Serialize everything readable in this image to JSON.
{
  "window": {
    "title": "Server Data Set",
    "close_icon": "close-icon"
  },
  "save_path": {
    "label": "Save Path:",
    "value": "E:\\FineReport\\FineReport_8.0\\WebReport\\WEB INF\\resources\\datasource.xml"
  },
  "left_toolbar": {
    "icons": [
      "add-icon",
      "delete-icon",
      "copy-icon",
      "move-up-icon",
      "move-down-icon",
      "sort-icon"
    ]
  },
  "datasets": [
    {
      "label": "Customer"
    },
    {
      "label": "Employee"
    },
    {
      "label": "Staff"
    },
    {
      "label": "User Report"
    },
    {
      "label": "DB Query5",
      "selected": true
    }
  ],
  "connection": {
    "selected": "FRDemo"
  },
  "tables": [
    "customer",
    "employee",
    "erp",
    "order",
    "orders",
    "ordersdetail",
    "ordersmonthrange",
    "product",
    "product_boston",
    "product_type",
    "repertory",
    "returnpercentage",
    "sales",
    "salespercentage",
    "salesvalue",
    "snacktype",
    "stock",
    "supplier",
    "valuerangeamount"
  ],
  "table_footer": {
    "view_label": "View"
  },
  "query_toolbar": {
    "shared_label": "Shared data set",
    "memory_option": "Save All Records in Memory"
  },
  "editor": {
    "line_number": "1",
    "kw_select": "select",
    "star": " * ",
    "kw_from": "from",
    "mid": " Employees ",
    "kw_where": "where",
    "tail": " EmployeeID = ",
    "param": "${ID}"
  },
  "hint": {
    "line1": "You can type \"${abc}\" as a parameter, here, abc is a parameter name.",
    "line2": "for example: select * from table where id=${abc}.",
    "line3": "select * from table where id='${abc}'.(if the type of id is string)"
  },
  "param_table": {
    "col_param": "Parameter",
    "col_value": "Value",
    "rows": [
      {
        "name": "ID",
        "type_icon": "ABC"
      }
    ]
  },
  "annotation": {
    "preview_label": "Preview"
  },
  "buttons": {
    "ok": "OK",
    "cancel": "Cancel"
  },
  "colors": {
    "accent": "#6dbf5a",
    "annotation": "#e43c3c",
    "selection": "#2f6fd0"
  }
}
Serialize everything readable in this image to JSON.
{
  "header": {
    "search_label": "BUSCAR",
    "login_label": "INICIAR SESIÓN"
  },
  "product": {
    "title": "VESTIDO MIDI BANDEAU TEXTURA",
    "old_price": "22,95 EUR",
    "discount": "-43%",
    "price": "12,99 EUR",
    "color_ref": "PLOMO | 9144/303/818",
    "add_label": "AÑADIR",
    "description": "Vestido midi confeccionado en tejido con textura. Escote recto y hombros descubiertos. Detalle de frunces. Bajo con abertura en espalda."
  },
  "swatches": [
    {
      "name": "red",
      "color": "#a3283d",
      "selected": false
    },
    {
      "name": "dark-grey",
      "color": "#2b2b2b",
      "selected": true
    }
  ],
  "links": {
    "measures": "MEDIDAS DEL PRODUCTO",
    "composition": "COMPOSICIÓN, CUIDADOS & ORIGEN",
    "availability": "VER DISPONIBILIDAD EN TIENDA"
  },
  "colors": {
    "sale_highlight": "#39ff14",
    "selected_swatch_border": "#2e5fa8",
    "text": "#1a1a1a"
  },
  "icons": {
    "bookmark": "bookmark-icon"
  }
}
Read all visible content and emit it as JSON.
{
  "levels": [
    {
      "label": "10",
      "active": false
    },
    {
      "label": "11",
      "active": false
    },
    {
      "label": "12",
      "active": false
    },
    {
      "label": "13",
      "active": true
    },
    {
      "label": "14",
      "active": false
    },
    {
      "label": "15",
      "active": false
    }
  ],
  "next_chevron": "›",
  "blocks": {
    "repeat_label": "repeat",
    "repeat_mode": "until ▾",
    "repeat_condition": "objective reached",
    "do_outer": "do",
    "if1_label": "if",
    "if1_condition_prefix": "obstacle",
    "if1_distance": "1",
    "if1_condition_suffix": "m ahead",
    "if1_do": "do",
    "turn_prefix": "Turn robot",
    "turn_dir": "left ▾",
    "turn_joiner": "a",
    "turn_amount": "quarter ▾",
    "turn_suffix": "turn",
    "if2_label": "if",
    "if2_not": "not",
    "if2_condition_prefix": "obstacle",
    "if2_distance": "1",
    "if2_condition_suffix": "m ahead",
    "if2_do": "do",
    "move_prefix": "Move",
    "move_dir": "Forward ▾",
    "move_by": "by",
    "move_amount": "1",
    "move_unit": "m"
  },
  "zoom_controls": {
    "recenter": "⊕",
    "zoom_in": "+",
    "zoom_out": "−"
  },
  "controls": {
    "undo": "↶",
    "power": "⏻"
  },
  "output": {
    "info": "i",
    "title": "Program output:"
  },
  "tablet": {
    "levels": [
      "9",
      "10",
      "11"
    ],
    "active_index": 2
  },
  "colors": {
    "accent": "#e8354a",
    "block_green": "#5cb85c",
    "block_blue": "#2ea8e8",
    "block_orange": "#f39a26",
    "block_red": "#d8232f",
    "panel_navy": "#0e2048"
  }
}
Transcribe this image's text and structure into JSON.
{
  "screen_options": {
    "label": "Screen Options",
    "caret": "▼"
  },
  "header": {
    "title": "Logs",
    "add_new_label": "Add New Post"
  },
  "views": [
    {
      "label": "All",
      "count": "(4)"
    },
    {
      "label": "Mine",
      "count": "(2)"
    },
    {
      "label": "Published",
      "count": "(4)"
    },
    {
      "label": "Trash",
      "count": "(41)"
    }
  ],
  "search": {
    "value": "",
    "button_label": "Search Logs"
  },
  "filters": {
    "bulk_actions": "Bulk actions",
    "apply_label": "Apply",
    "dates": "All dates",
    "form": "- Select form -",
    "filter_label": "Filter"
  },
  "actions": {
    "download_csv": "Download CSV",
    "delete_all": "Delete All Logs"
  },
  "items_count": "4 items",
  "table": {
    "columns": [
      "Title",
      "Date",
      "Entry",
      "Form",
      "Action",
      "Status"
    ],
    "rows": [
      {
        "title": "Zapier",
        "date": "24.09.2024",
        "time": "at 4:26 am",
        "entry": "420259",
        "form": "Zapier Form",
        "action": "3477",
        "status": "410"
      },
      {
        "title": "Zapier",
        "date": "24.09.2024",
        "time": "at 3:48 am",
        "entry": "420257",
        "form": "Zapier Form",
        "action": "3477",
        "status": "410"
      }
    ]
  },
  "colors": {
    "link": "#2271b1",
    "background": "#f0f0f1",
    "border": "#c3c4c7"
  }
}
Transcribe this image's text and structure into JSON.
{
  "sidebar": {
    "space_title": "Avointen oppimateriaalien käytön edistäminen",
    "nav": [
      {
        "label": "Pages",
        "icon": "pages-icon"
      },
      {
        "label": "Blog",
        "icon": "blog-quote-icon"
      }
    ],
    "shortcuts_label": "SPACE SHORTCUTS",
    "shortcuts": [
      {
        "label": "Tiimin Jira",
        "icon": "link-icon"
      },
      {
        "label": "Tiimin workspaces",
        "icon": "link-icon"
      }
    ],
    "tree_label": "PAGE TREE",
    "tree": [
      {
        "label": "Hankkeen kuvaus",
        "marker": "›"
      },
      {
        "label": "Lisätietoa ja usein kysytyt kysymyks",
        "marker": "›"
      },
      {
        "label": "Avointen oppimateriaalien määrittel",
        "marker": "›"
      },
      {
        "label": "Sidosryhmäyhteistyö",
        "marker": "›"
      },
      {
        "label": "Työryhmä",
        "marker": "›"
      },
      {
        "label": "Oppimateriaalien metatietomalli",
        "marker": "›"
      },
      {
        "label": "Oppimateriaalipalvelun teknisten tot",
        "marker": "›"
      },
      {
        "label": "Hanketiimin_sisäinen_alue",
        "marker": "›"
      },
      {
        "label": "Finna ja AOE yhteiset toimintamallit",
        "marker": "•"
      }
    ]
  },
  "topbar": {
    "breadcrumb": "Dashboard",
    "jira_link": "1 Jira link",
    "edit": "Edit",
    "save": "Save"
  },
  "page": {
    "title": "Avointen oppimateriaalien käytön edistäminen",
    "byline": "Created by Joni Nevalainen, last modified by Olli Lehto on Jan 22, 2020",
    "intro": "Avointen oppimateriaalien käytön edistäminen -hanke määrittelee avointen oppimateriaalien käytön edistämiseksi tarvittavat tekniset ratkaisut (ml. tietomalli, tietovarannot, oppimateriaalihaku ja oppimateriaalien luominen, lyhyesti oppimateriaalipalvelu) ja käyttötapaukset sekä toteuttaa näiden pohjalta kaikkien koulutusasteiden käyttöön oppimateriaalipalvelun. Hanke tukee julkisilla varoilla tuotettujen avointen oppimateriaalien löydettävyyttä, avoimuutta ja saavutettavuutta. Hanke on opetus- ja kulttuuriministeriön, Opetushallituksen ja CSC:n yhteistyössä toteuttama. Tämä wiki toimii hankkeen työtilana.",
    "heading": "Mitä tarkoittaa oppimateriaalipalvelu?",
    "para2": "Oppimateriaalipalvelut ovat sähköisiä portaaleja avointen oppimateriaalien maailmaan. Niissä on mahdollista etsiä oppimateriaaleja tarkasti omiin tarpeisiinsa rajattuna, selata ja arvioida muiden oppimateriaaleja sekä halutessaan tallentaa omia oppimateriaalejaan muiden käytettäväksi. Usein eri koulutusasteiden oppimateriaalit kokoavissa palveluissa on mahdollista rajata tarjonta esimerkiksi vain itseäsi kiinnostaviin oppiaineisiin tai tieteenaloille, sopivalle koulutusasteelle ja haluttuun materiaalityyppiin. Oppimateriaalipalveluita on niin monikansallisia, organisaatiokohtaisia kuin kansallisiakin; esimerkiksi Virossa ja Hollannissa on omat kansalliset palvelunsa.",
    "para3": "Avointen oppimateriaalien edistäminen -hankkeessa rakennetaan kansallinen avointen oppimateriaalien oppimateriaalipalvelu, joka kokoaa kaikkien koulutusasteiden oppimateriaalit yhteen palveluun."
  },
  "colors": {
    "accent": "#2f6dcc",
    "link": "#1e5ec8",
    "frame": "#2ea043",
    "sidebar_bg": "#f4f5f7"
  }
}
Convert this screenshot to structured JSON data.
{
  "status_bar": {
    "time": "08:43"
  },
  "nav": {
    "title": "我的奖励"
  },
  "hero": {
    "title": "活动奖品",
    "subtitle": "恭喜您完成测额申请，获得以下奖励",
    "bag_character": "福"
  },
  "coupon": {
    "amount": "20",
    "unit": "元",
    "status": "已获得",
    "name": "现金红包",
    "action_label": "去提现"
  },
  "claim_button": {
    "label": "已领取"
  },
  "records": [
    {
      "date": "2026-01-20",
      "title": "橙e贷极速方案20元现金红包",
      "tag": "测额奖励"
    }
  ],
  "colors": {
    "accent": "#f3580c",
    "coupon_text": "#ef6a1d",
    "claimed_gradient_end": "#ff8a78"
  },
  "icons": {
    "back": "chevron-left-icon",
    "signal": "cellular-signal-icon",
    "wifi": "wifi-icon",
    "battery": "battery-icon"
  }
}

Work required =
Using the records given above, list every line that includes the word "kaikkien".

Output of the task =
    "intro": "Avointen oppimateriaalien käytön edistäminen -hanke määrittelee avointen oppimateriaalien käytön edistämiseksi tarvittavat tekniset ratkaisut (ml. tietomalli, tietovarannot, oppimateriaalihaku ja oppimateriaalien luominen, lyhyesti oppimateriaalipalvelu) ja käyttötapaukset sekä toteuttaa näiden pohjalta kaikkien koulutusasteiden käyttöön oppimateriaalipalvelun. Hanke tukee julkisilla varoilla tuotettujen avointen oppimateriaalien löydettävyyttä, avoimuutta ja saavutettavuutta. Hanke on opetus- ja kulttuuriministeriön, Opetushallituksen ja CSC:n yhteistyössä toteuttama. Tämä wiki toimii hankkeen työtilana.",
    "para3": "Avointen oppimateriaalien edistäminen -hankkeessa rakennetaan kansallinen avointen oppimateriaalien oppimateriaalipalvelu, joka kokoaa kaikkien koulutusasteiden oppimateriaalit yhteen palveluun."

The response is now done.